YOUR INSTRUCTIONS> Return only the number of lines holding the word "title".

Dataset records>
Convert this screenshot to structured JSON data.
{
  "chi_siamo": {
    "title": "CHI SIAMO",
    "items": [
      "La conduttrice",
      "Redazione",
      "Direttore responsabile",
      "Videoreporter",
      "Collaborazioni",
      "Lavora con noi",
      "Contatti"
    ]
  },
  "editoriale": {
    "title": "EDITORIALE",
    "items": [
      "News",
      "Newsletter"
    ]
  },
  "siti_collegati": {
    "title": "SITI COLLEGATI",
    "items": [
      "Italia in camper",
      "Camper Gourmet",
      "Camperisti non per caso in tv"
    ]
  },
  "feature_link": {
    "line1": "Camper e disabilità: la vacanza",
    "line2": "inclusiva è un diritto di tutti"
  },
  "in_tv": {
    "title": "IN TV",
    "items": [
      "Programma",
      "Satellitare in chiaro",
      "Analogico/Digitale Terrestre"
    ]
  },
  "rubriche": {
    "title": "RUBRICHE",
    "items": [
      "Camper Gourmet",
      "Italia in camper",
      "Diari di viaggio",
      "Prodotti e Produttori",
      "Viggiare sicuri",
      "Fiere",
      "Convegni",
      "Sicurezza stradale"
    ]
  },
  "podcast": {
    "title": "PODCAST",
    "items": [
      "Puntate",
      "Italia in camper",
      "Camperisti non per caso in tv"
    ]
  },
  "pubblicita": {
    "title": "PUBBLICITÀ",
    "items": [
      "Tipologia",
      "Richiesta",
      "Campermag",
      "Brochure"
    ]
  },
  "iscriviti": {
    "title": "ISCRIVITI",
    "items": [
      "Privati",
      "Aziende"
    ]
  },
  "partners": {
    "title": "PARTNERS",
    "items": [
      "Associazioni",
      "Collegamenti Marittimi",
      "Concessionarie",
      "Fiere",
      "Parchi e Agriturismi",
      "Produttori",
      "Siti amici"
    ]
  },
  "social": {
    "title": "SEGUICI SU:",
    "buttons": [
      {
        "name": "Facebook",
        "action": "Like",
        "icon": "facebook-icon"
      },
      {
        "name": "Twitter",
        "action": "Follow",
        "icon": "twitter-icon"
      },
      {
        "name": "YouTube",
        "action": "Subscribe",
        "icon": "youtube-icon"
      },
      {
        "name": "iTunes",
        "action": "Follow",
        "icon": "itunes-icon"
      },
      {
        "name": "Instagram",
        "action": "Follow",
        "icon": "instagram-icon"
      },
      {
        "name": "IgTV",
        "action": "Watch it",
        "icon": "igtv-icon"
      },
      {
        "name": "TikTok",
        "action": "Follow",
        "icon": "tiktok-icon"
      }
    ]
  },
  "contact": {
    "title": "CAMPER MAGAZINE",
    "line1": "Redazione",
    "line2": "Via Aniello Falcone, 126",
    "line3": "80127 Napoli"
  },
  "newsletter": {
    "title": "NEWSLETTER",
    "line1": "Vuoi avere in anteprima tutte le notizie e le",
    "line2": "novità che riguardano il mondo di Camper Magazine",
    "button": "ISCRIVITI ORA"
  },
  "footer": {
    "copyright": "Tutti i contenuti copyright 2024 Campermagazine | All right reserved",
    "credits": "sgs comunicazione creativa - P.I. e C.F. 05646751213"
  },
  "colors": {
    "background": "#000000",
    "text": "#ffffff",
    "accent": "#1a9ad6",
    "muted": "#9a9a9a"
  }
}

FULL ANSWER> 12